__AVAILABLE RECORDS__:
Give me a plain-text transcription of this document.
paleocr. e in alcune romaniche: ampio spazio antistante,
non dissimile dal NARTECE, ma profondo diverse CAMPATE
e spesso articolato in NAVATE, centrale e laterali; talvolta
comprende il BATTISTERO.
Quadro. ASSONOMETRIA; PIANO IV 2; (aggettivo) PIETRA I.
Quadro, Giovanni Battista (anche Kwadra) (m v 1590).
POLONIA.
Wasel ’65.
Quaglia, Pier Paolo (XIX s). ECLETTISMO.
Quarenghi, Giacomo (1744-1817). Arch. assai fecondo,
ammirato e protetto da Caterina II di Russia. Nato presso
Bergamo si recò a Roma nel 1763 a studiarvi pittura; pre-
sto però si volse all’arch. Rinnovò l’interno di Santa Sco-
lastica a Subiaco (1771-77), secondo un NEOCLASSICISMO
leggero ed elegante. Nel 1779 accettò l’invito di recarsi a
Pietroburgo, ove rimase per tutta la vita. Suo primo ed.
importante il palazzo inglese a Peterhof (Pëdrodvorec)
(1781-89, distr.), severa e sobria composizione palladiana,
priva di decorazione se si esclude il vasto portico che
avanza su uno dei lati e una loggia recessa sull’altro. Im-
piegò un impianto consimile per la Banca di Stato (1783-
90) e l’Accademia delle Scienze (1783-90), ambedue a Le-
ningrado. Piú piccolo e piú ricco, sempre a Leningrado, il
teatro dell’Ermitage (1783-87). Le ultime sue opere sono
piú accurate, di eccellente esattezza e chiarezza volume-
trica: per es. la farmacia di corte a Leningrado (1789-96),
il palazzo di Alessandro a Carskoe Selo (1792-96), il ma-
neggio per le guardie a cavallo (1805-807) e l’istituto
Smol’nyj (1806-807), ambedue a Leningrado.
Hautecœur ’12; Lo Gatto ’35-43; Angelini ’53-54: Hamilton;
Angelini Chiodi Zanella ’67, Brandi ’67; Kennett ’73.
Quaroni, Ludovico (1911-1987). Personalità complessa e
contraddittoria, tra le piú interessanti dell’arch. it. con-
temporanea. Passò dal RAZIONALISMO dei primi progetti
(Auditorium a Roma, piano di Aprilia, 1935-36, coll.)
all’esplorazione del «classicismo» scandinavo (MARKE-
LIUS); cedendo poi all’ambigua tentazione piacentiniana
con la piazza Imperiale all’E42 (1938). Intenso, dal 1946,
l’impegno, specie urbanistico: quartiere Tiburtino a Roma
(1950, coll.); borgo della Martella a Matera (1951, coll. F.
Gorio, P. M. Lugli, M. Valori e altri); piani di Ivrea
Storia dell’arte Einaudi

__EXERCISE OBJECTIVE__: Determine how many lines of the listing above include the word "palazzo", and report that number only.

__RESULT OF THE TASK__: 2